Task =
Check each line of the listing below for the string "CFUs", and copy the ones that have it.
----- Record extracts -----
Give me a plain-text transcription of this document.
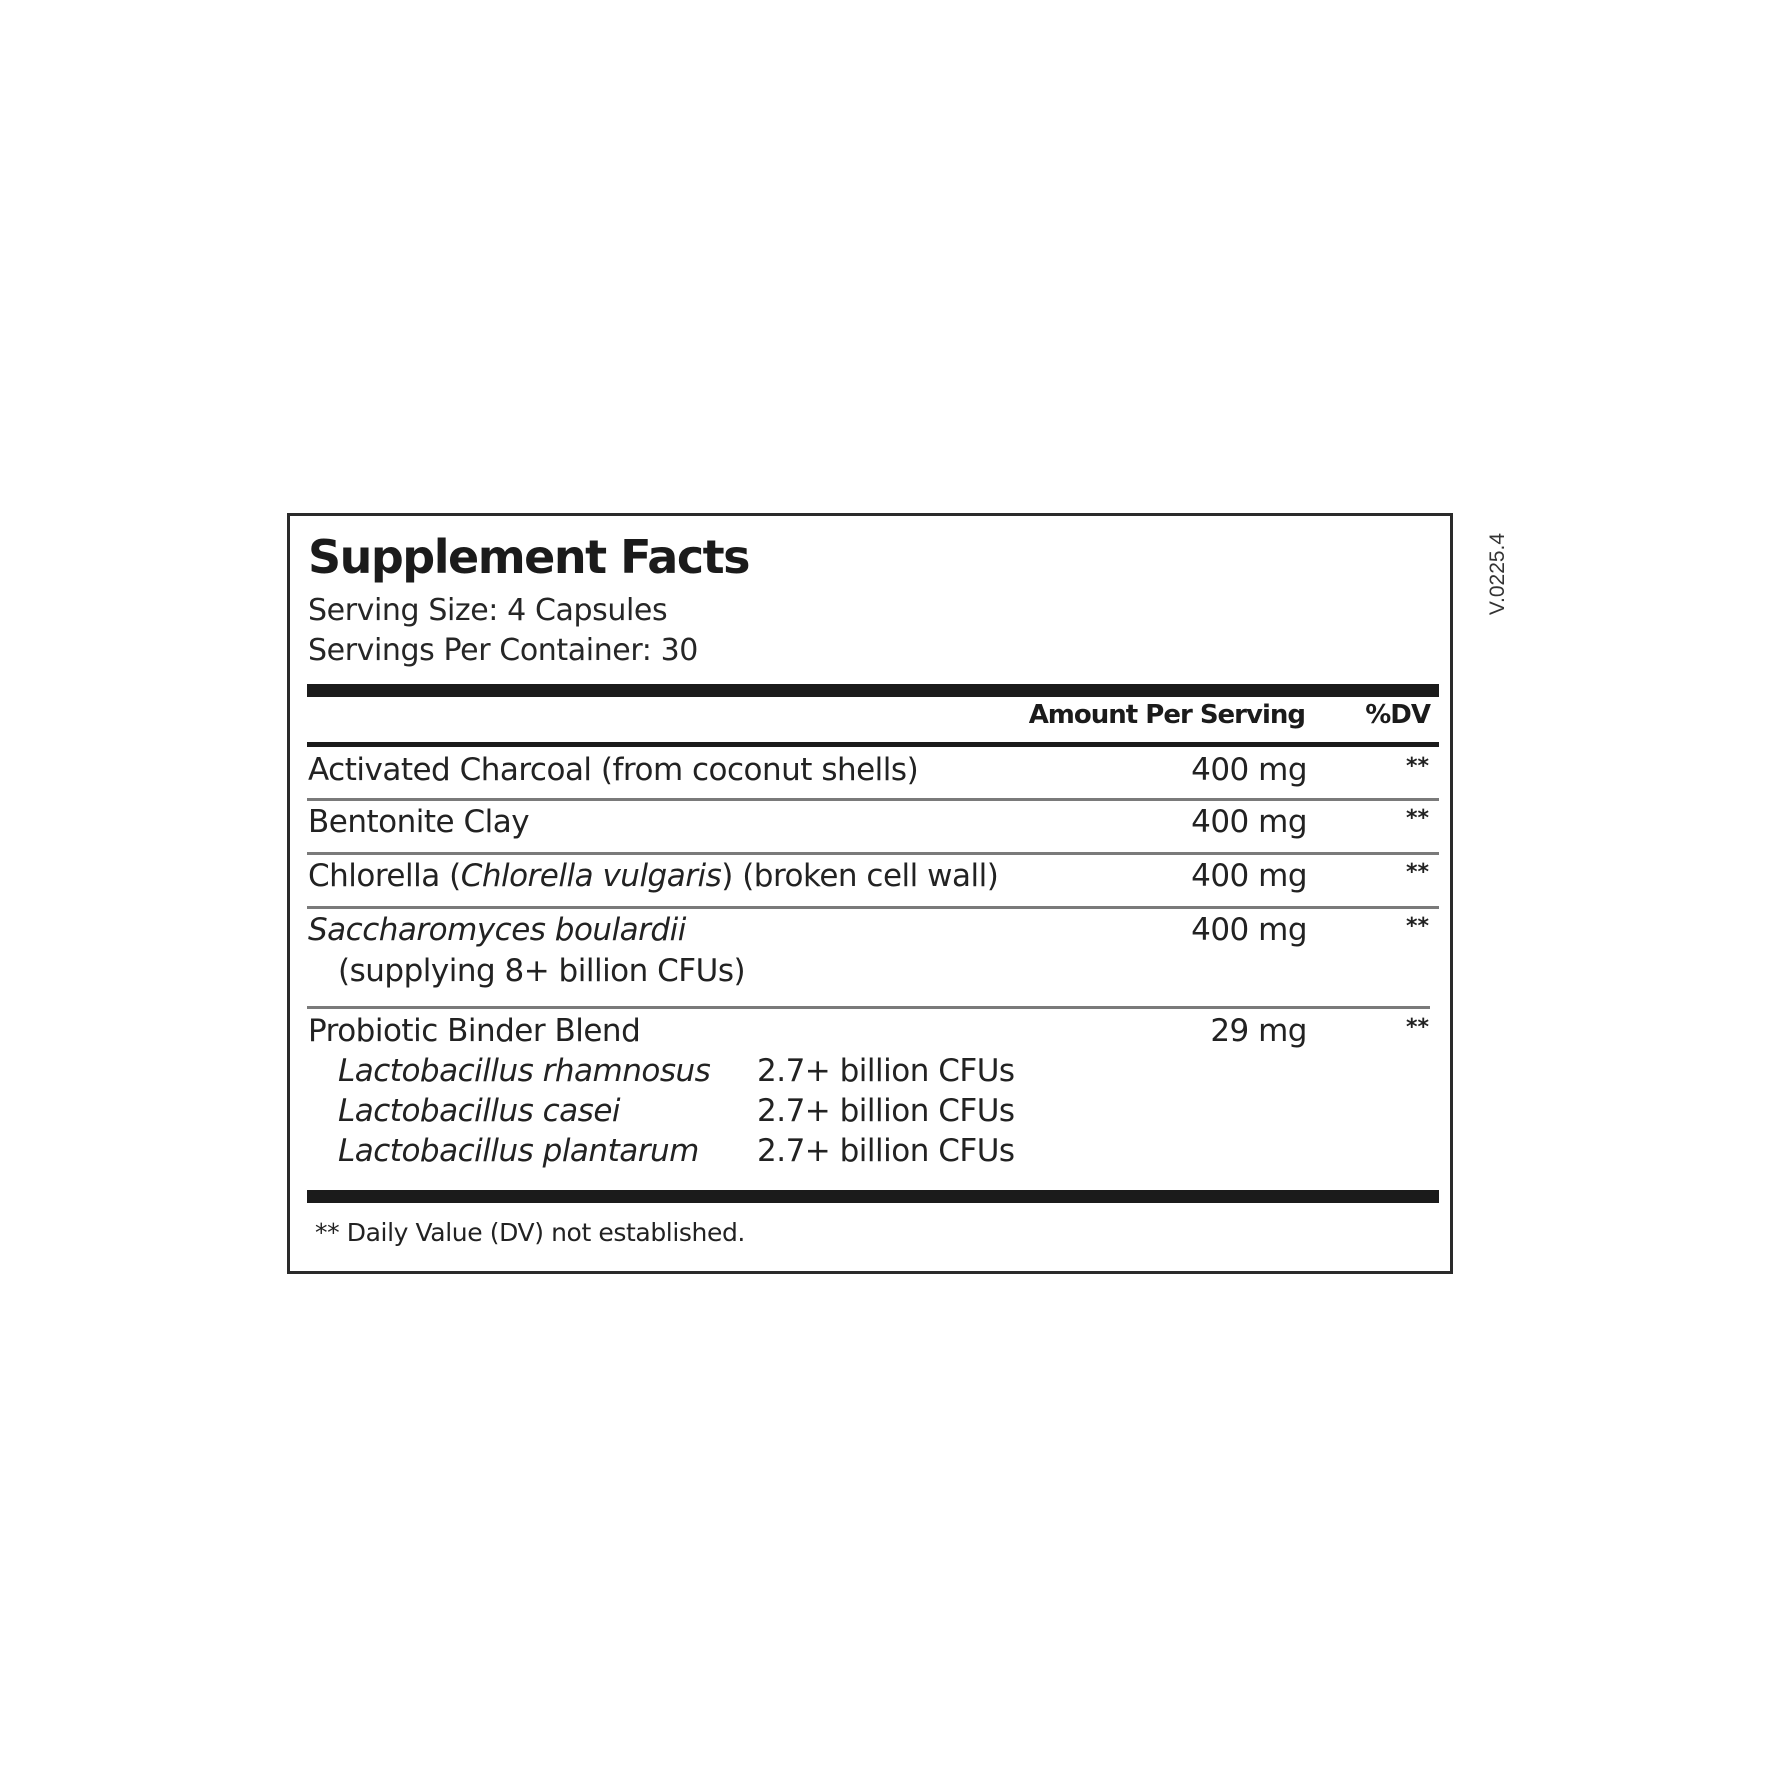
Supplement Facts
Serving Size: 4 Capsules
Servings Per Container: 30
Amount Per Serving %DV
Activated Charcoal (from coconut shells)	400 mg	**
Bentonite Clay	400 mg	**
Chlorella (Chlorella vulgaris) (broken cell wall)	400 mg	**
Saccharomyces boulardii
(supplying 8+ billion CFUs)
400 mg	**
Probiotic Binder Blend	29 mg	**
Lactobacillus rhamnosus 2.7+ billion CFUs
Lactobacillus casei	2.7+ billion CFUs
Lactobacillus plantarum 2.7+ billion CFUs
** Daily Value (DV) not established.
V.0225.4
-----
Correct response =
(supplying 8+ billion CFUs)
Lactobacillus rhamnosus 2.7+ billion CFUs
Lactobacillus casei	2.7+ billion CFUs
Lactobacillus plantarum 2.7+ billion CFUs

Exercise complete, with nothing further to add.